### Work instructions
Extract all records. Keep each one exact.

## Start

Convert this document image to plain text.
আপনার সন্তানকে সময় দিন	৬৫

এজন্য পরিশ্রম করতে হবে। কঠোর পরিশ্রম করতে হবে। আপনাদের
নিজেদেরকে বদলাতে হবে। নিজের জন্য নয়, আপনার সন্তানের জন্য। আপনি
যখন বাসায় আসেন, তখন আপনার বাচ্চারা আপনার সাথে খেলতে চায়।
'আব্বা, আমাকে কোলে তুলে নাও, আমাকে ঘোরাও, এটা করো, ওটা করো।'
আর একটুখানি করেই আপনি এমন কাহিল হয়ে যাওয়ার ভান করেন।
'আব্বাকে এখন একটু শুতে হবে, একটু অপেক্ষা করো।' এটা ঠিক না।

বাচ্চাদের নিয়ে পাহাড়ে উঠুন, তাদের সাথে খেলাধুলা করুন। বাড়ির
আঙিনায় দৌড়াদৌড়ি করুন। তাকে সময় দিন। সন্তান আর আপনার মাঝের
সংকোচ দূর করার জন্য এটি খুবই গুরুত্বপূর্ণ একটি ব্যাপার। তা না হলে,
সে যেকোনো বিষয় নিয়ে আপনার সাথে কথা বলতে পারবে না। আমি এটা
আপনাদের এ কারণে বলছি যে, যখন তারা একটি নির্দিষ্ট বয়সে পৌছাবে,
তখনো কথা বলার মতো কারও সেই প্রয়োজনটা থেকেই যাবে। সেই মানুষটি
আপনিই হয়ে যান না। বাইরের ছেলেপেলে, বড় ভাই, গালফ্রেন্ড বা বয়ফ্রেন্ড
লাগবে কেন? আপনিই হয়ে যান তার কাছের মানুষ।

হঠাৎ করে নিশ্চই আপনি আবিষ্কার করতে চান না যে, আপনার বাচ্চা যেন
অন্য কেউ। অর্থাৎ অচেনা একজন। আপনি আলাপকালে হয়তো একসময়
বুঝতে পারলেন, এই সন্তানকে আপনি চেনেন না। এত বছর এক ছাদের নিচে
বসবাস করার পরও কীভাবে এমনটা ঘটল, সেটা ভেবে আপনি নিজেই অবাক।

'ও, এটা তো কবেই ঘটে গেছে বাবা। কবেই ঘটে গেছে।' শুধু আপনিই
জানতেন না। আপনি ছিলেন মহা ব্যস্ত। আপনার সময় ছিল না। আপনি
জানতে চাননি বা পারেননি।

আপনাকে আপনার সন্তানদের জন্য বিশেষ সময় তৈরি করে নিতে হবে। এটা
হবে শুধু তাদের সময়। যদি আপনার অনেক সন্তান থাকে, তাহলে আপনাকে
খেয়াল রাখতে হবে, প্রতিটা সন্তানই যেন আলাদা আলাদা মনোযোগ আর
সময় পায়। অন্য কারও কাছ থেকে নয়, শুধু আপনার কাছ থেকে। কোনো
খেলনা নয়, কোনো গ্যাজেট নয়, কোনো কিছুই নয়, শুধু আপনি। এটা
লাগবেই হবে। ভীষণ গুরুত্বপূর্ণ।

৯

## End

### Reply
Convert this document image to plain text.
আপনার সন্তানকে সময় দিন	৬৫

এজন্য পরিশ্রম করতে হবে। কঠোর পরিশ্রম করতে হবে। আপনাদের
নিজেদেরকে বদলাতে হবে। নিজের জন্য নয়, আপনার সন্তানের জন্য। আপনি
যখন বাসায় আসেন, তখন আপনার বাচ্চারা আপনার সাথে খেলতে চায়।
'আব্বা, আমাকে কোলে তুলে নাও, আমাকে ঘোরাও, এটা করো, ওটা করো।'
আর একটুখানি করেই আপনি এমন কাহিল হয়ে যাওয়ার ভান করেন।
'আব্বাকে এখন একটু শুতে হবে, একটু অপেক্ষা করো।' এটা ঠিক না।

বাচ্চাদের নিয়ে পাহাড়ে উঠুন, তাদের সাথে খেলাধুলা করুন। বাড়ির
আঙিনায় দৌড়াদৌড়ি করুন। তাকে সময় দিন। সন্তান আর আপনার মাঝের
সংকোচ দূর করার জন্য এটি খুবই গুরুত্বপূর্ণ একটি ব্যাপার। তা না হলে,
সে যেকোনো বিষয় নিয়ে আপনার সাথে কথা বলতে পারবে না। আমি এটা
আপনাদের এ কারণে বলছি যে, যখন তারা একটি নির্দিষ্ট বয়সে পৌছাবে,
তখনো কথা বলার মতো কারও সেই প্রয়োজনটা থেকেই যাবে। সেই মানুষটি
আপনিই হয়ে যান না। বাইরের ছেলেপেলে, বড় ভাই, গালফ্রেন্ড বা বয়ফ্রেন্ড
লাগবে কেন? আপনিই হয়ে যান তার কাছের মানুষ।

হঠাৎ করে নিশ্চই আপনি আবিষ্কার করতে চান না যে, আপনার বাচ্চা যেন
অন্য কেউ। অর্থাৎ অচেনা একজন। আপনি আলাপকালে হয়তো একসময়
বুঝতে পারলেন, এই সন্তানকে আপনি চেনেন না। এত বছর এক ছাদের নিচে
বসবাস করার পরও কীভাবে এমনটা ঘটল, সেটা ভেবে আপনি নিজেই অবাক।

'ও, এটা তো কবেই ঘটে গেছে বাবা। কবেই ঘটে গেছে।' শুধু আপনিই
জানতেন না। আপনি ছিলেন মহা ব্যস্ত। আপনার সময় ছিল না। আপনি
জানতে চাননি বা পারেননি।

আপনাকে আপনার সন্তানদের জন্য বিশেষ সময় তৈরি করে নিতে হবে। এটা
হবে শুধু তাদের সময়। যদি আপনার অনেক সন্তান থাকে, তাহলে আপনাকে
খেয়াল রাখতে হবে, প্রতিটা সন্তানই যেন আলাদা আলাদা মনোযোগ আর
সময় পায়। অন্য কারও কাছ থেকে নয়, শুধু আপনার কাছ থেকে। কোনো
খেলনা নয়, কোনো গ্যাজেট নয়, কোনো কিছুই নয়, শুধু আপনি। এটা
লাগবেই হবে। ভীষণ গুরুত্বপূর্ণ।

৯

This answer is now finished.